• [PROBLEM DETAILS]: Return each line of the data below exactly, omitting any pictures.

[Data entries]
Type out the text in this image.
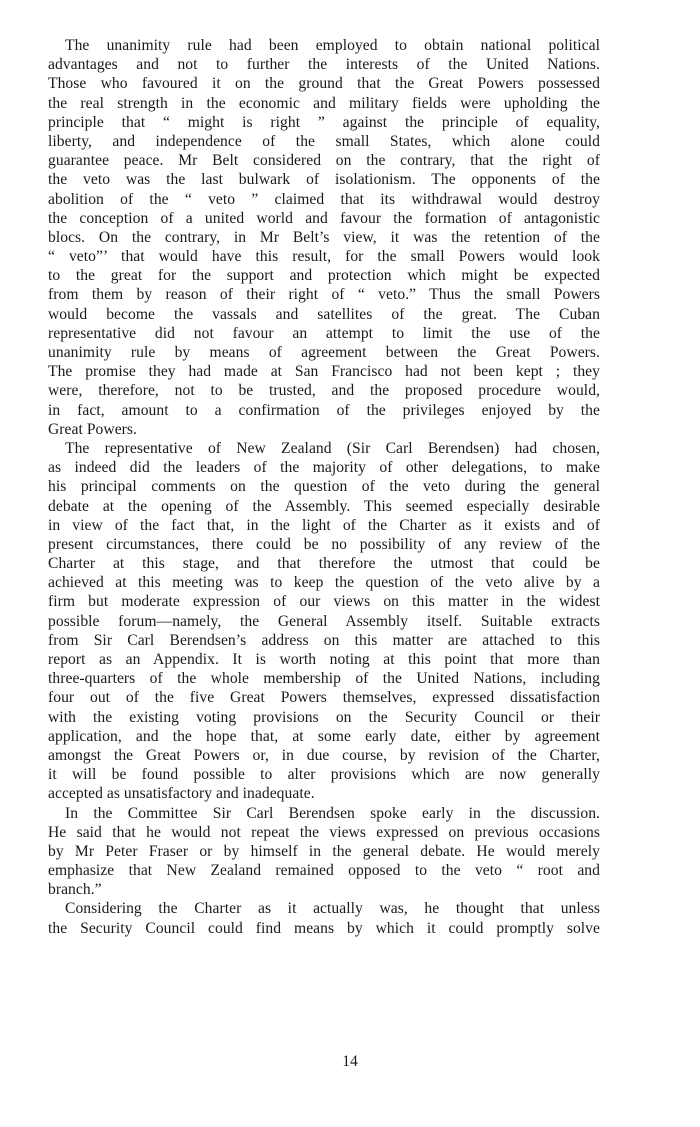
The unanimity rule had been employed to obtain national political
advantages and not to further the interests of the United Nations.
Those who favoured it on the ground that the Great Powers possessed
the real strength in the economic and military fields were upholding the
principle that “ might is right ” against the principle of equality,
liberty, and independence of the small States, which alone could
guarantee peace. Mr Belt considered on the contrary, that the right of
the veto was the last bulwark of isolationism. The opponents of the
abolition of the “ veto ” claimed that its withdrawal would destroy
the conception of a united world and favour the formation of antagonistic
blocs. On the contrary, in Mr Belt’s view, it was the retention of the
“ veto”’ that would have this result, for the small Powers would look
to the great for the support and protection which might be expected
from them by reason of their right of “ veto.” Thus the small Powers
would become the vassals and satellites of the great. The Cuban
representative did not favour an attempt to limit the use of the
unanimity rule by means of agreement between the Great Powers.
The promise they had made at San Francisco had not been kept ; they
were, therefore, not to be trusted, and the proposed procedure would,
in fact, amount to a confirmation of the privileges enjoyed by the
Great Powers.
The representative of New Zealand (Sir Carl Berendsen) had chosen,
as indeed did the leaders of the majority of other delegations, to make
his principal comments on the question of the veto during the general
debate at the opening of the Assembly. This seemed especially desirable
in view of the fact that, in the light of the Charter as it exists and of
present circumstances, there could be no possibility of any review of the
Charter at this stage, and that therefore the utmost that could be
achieved at this meeting was to keep the question of the veto alive by a
firm but moderate expression of our views on this matter in the widest
possible forum—namely, the General Assembly itself. Suitable extracts
from Sir Carl Berendsen’s address on this matter are attached to this
report as an Appendix. It is worth noting at this point that more than
three-quarters of the whole membership of the United Nations, including
four out of the five Great Powers themselves, expressed dissatisfaction
with the existing voting provisions on the Security Council or their
application, and the hope that, at some early date, either by agreement
amongst the Great Powers or, in due course, by revision of the Charter,
it will be found possible to alter provisions which are now generally
accepted as unsatisfactory and inadequate.
In the Committee Sir Carl Berendsen spoke early in the discussion.
He said that he would not repeat the views expressed on previous occasions
by Mr Peter Fraser or by himself in the general debate. He would merely
emphasize that New Zealand remained opposed to the veto “ root and
branch.”
Considering the Charter as it actually was, he thought that unless
the Security Council could find means by which it could promptly solve
14
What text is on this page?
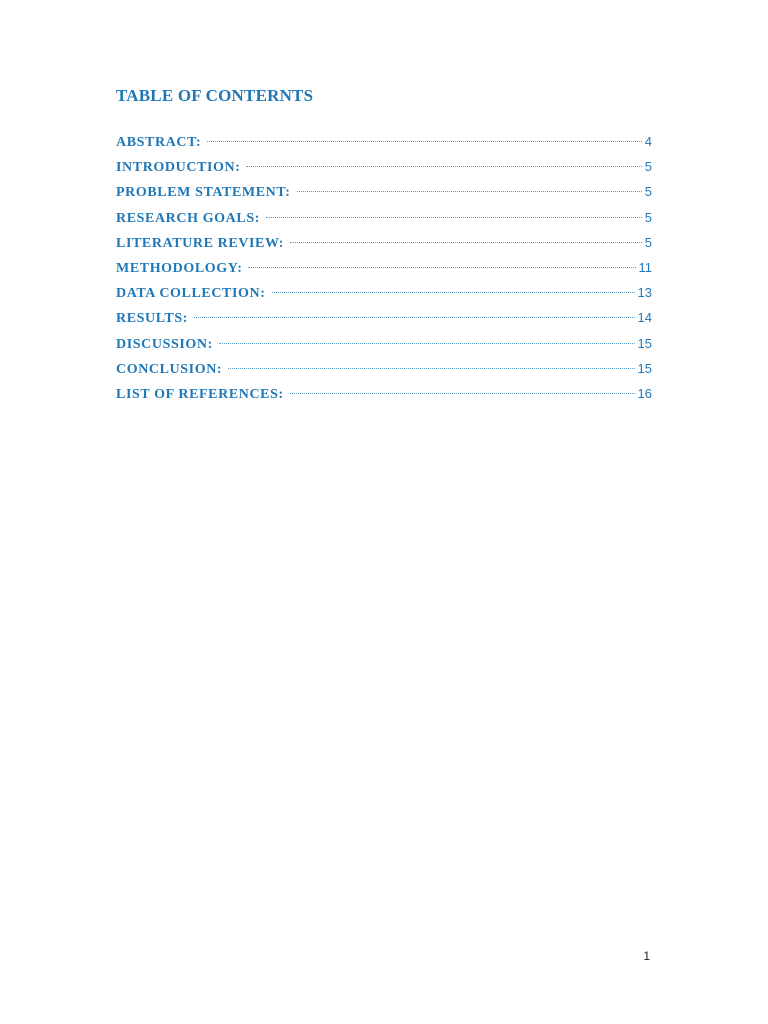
TABLE OF CONTERNTS
ABSTRACT:	4
INTRODUCTION:	5
PROBLEM STATEMENT:	5
RESEARCH GOALS:	5
LITERATURE REVIEW:	5
METHODOLOGY:	11
DATA COLLECTION:	13
RESULTS:	14
DISCUSSION:	15
CONCLUSION:	15
LIST OF REFERENCES:	16
1
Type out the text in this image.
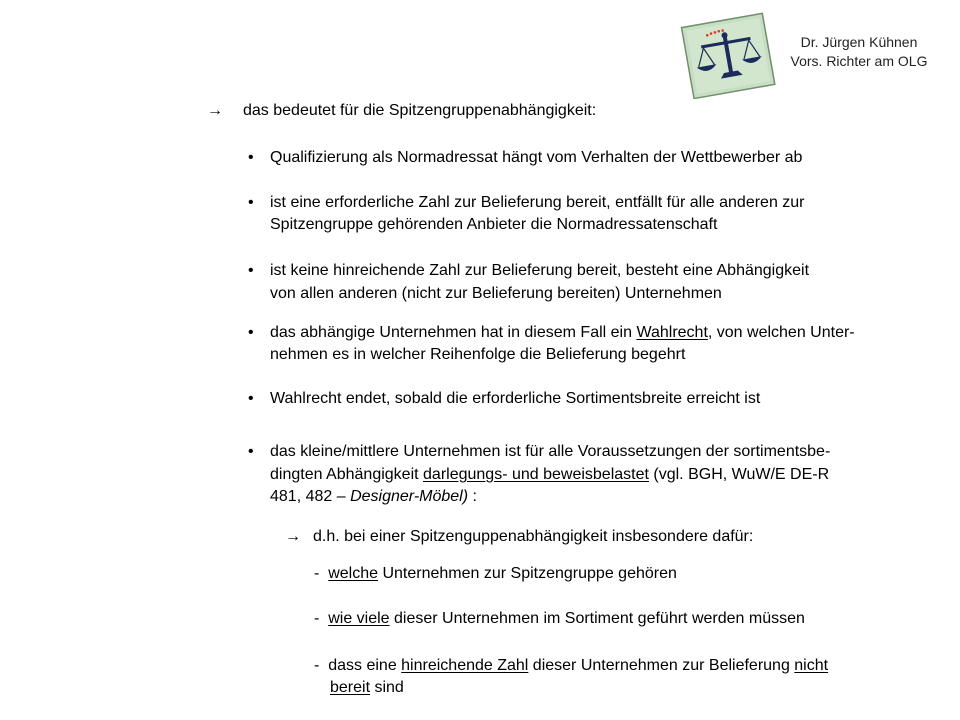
Dr. Jürgen Kühnen
Vors. Richter am OLG
→ das bedeutet für die Spitzengruppenabhängigkeit:
• Qualifizierung als Normadressat hängt vom Verhalten der Wettbewerber ab
• ist eine erforderliche Zahl zur Belieferung bereit, entfällt für alle anderen zur
Spitzengruppe gehörenden Anbieter die Normadressatenschaft
• ist keine hinreichende Zahl zur Belieferung bereit, besteht eine Abhängigkeit
von allen anderen (nicht zur Belieferung bereiten) Unternehmen
• das abhängige Unternehmen hat in diesem Fall ein Wahlrecht, von welchen Unter-
nehmen es in welcher Reihenfolge die Belieferung begehrt
• Wahlrecht endet, sobald die erforderliche Sortimentsbreite erreicht ist
• das kleine/mittlere Unternehmen ist für alle Voraussetzungen der sortimentsbe-
dingten Abhängigkeit darlegungs- und beweisbelastet (vgl. BGH, WuW/E DE-R
481, 482 – Designer-Möbel) :
→ d.h. bei einer Spitzenguppenabhängigkeit insbesondere dafür:
- welche Unternehmen zur Spitzengruppe gehören
- wie viele dieser Unternehmen im Sortiment geführt werden müssen
- dass eine hinreichende Zahl dieser Unternehmen zur Belieferung nicht
bereit sind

• [EXPECTED ANSWER]:
Type out the text in this image.
The unanimity rule had been employed to obtain national political
advantages and not to further the interests of the United Nations.
Those who favoured it on the ground that the Great Powers possessed
the real strength in the economic and military fields were upholding the
principle that “ might is right ” against the principle of equality,
liberty, and independence of the small States, which alone could
guarantee peace. Mr Belt considered on the contrary, that the right of
the veto was the last bulwark of isolationism. The opponents of the
abolition of the “ veto ” claimed that its withdrawal would destroy
the conception of a united world and favour the formation of antagonistic
blocs. On the contrary, in Mr Belt’s view, it was the retention of the
“ veto”’ that would have this result, for the small Powers would look
to the great for the support and protection which might be expected
from them by reason of their right of “ veto.” Thus the small Powers
would become the vassals and satellites of the great. The Cuban
representative did not favour an attempt to limit the use of the
unanimity rule by means of agreement between the Great Powers.
The promise they had made at San Francisco had not been kept ; they
were, therefore, not to be trusted, and the proposed procedure would,
in fact, amount to a confirmation of the privileges enjoyed by the
Great Powers.
The representative of New Zealand (Sir Carl Berendsen) had chosen,
as indeed did the leaders of the majority of other delegations, to make
his principal comments on the question of the veto during the general
debate at the opening of the Assembly. This seemed especially desirable
in view of the fact that, in the light of the Charter as it exists and of
present circumstances, there could be no possibility of any review of the
Charter at this stage, and that therefore the utmost that could be
achieved at this meeting was to keep the question of the veto alive by a
firm but moderate expression of our views on this matter in the widest
possible forum—namely, the General Assembly itself. Suitable extracts
from Sir Carl Berendsen’s address on this matter are attached to this
report as an Appendix. It is worth noting at this point that more than
three-quarters of the whole membership of the United Nations, including
four out of the five Great Powers themselves, expressed dissatisfaction
with the existing voting provisions on the Security Council or their
application, and the hope that, at some early date, either by agreement
amongst the Great Powers or, in due course, by revision of the Charter,
it will be found possible to alter provisions which are now generally
accepted as unsatisfactory and inadequate.
In the Committee Sir Carl Berendsen spoke early in the discussion.
He said that he would not repeat the views expressed on previous occasions
by Mr Peter Fraser or by himself in the general debate. He would merely
emphasize that New Zealand remained opposed to the veto “ root and
branch.”
Considering the Charter as it actually was, he thought that unless
the Security Council could find means by which it could promptly solve
14
What text is on this page?
TABLE OF CONTERNTS
ABSTRACT:	4
INTRODUCTION:	5
PROBLEM STATEMENT:	5
RESEARCH GOALS:	5
LITERATURE REVIEW:	5
METHODOLOGY:	11
DATA COLLECTION:	13
RESULTS:	14
DISCUSSION:	15
CONCLUSION:	15
LIST OF REFERENCES:	16
1
Type out the text in this image.
Dr. Jürgen Kühnen
Vors. Richter am OLG
→ das bedeutet für die Spitzengruppenabhängigkeit:
• Qualifizierung als Normadressat hängt vom Verhalten der Wettbewerber ab
• ist eine erforderliche Zahl zur Belieferung bereit, entfällt für alle anderen zur
Spitzengruppe gehörenden Anbieter die Normadressatenschaft
• ist keine hinreichende Zahl zur Belieferung bereit, besteht eine Abhängigkeit
von allen anderen (nicht zur Belieferung bereiten) Unternehmen
• das abhängige Unternehmen hat in diesem Fall ein Wahlrecht, von welchen Unter-
nehmen es in welcher Reihenfolge die Belieferung begehrt
• Wahlrecht endet, sobald die erforderliche Sortimentsbreite erreicht ist
• das kleine/mittlere Unternehmen ist für alle Voraussetzungen der sortimentsbe-
dingten Abhängigkeit darlegungs- und beweisbelastet (vgl. BGH, WuW/E DE-R
481, 482 – Designer-Möbel) :
→ d.h. bei einer Spitzenguppenabhängigkeit insbesondere dafür:
- welche Unternehmen zur Spitzengruppe gehören
- wie viele dieser Unternehmen im Sortiment geführt werden müssen
- dass eine hinreichende Zahl dieser Unternehmen zur Belieferung nicht
bereit sind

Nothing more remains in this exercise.